### Stated task
List each line of the data that holds the word "current".

### Data tied to figure images
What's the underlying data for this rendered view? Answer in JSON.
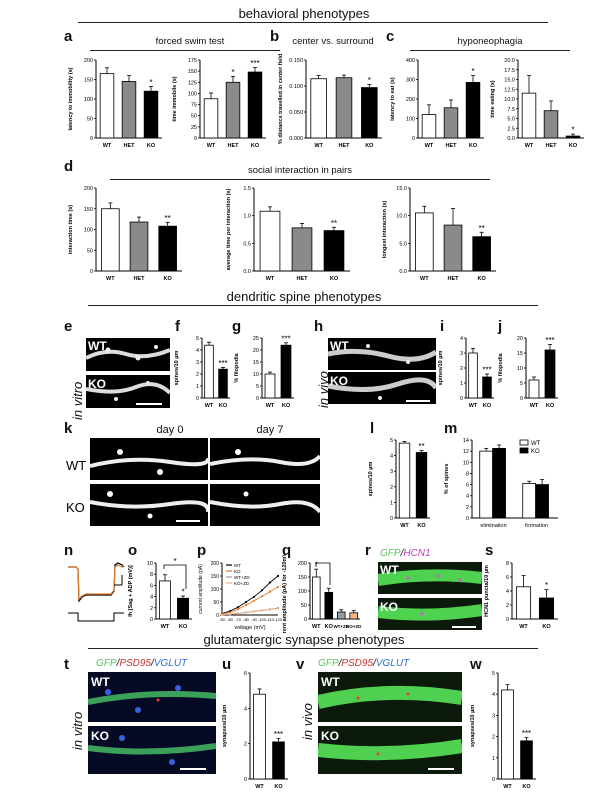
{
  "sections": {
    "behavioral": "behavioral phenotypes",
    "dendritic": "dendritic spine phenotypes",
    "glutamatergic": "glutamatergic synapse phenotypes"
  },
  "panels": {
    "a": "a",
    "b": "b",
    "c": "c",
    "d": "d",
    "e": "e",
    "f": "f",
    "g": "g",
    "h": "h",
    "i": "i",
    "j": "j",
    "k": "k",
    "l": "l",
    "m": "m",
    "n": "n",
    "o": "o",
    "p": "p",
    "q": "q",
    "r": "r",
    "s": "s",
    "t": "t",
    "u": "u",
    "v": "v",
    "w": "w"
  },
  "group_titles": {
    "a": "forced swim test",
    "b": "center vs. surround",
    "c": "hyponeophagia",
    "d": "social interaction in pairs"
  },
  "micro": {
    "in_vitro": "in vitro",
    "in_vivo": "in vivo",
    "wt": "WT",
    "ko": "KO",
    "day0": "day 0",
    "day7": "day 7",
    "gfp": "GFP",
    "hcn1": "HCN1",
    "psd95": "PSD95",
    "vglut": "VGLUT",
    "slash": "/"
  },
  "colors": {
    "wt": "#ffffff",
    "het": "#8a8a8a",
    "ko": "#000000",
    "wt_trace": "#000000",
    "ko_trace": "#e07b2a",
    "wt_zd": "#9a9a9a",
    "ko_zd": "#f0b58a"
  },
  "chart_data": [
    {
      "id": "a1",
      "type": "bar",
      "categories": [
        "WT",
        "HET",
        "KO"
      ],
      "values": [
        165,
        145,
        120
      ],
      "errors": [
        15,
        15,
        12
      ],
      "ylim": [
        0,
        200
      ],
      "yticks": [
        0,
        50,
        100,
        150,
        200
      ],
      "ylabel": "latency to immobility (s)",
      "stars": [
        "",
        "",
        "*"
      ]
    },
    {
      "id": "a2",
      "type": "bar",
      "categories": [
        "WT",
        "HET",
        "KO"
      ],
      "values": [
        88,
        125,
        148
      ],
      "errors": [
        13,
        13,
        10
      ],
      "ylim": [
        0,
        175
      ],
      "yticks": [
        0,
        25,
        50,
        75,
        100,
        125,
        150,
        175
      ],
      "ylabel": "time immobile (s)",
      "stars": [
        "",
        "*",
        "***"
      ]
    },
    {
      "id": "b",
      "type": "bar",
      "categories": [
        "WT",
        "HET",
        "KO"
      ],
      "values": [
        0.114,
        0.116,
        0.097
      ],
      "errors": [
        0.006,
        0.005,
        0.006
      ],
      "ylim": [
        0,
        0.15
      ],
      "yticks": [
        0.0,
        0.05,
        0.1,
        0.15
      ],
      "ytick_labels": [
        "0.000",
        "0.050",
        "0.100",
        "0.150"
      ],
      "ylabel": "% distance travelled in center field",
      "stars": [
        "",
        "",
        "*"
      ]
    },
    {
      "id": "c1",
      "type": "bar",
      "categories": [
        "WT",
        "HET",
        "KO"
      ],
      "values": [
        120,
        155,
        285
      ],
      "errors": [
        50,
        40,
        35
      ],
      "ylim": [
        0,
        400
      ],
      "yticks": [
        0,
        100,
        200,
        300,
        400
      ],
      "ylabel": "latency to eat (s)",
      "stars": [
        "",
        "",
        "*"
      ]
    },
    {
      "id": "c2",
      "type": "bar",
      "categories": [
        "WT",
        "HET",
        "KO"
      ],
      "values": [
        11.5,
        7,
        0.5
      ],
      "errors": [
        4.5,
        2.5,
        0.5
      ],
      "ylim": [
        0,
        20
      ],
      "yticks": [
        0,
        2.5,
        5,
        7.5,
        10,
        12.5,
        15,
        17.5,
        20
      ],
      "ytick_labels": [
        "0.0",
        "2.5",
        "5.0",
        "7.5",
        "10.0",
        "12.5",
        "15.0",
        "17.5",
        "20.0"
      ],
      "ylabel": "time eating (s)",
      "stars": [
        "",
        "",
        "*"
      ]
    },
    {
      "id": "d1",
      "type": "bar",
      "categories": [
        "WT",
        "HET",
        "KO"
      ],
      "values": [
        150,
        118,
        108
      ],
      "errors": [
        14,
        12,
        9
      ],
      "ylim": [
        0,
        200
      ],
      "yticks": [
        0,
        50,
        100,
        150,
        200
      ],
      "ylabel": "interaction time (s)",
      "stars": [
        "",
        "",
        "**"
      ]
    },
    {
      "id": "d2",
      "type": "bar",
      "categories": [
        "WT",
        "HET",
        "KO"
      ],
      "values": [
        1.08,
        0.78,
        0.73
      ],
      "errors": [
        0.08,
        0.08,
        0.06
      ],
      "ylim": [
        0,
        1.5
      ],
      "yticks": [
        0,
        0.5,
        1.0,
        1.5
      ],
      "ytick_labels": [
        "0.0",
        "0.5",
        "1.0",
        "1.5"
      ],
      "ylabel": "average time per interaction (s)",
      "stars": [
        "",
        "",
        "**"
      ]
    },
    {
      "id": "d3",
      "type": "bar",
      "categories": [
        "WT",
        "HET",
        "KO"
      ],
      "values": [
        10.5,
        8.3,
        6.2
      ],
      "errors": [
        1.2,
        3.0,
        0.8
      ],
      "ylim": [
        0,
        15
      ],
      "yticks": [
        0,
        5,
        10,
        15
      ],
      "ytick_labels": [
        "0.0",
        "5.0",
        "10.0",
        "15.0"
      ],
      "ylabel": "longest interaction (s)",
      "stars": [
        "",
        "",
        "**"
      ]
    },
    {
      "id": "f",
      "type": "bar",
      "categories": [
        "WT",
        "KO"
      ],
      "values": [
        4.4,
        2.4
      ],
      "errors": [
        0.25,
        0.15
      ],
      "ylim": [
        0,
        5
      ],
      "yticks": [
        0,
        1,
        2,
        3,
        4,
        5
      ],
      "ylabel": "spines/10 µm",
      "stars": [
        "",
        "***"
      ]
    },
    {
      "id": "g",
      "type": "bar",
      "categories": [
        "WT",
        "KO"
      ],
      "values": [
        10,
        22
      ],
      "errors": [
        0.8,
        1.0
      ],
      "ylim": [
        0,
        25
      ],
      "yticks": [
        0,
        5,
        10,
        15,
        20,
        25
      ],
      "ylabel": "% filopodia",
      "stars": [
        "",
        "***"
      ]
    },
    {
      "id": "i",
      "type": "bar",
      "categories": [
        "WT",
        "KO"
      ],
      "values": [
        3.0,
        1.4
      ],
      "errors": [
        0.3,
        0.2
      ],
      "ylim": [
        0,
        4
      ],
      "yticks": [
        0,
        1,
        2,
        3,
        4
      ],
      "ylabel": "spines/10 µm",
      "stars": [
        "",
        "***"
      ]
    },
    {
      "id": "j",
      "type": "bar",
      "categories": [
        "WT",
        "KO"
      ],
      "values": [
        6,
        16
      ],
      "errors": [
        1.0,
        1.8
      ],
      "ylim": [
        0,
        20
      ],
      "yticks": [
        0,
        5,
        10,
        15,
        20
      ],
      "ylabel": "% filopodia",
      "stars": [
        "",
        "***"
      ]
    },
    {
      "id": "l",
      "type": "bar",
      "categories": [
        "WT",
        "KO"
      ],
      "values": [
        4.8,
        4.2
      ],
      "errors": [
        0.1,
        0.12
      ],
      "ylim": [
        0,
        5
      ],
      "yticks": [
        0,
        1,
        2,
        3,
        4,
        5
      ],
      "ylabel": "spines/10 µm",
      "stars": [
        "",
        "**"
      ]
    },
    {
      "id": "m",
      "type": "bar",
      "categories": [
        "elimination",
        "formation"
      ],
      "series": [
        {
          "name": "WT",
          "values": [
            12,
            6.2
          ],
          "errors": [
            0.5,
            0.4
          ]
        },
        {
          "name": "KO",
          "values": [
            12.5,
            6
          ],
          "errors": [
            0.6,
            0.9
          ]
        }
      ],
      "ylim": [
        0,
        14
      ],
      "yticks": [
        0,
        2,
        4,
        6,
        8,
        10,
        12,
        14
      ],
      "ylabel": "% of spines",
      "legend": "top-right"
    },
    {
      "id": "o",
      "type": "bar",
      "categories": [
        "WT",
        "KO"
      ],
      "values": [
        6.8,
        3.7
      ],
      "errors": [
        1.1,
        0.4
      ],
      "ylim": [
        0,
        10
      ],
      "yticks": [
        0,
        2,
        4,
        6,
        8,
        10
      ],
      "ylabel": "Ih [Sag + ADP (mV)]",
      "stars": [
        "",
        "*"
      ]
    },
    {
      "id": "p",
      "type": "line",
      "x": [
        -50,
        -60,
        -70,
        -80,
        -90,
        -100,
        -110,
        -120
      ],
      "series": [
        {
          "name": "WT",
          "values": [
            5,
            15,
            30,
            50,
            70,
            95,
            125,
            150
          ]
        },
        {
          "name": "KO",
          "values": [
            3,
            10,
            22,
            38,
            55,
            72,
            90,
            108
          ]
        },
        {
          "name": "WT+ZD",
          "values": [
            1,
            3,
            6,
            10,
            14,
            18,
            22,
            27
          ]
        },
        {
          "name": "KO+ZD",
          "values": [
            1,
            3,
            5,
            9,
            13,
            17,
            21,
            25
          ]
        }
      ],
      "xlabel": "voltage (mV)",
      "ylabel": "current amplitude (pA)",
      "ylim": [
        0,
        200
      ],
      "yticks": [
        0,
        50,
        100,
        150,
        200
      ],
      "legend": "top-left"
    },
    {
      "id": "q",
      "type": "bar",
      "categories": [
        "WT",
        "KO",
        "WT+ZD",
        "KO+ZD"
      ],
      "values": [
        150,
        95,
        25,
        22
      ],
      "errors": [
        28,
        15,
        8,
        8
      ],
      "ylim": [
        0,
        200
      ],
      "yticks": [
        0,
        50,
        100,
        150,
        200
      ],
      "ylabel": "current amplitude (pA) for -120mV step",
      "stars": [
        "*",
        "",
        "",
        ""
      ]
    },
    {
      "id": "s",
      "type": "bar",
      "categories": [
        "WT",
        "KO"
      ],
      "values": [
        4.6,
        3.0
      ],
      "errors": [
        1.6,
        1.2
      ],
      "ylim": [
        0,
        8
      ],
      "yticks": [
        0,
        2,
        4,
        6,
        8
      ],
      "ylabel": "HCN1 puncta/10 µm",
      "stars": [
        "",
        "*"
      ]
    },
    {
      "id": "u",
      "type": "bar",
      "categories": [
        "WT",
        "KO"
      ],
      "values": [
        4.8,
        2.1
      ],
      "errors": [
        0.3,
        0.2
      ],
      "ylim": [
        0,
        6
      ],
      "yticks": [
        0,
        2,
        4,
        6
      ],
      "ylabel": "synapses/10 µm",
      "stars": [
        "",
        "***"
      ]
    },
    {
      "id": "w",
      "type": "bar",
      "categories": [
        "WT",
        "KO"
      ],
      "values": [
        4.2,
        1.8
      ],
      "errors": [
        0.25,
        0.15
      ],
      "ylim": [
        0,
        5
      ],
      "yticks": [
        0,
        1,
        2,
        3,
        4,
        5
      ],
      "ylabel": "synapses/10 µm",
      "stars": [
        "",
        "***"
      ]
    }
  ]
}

### Exercise output
      "ylabel": "current amplitude (pA)",
      "ylabel": "current amplitude (pA) for -120mV step",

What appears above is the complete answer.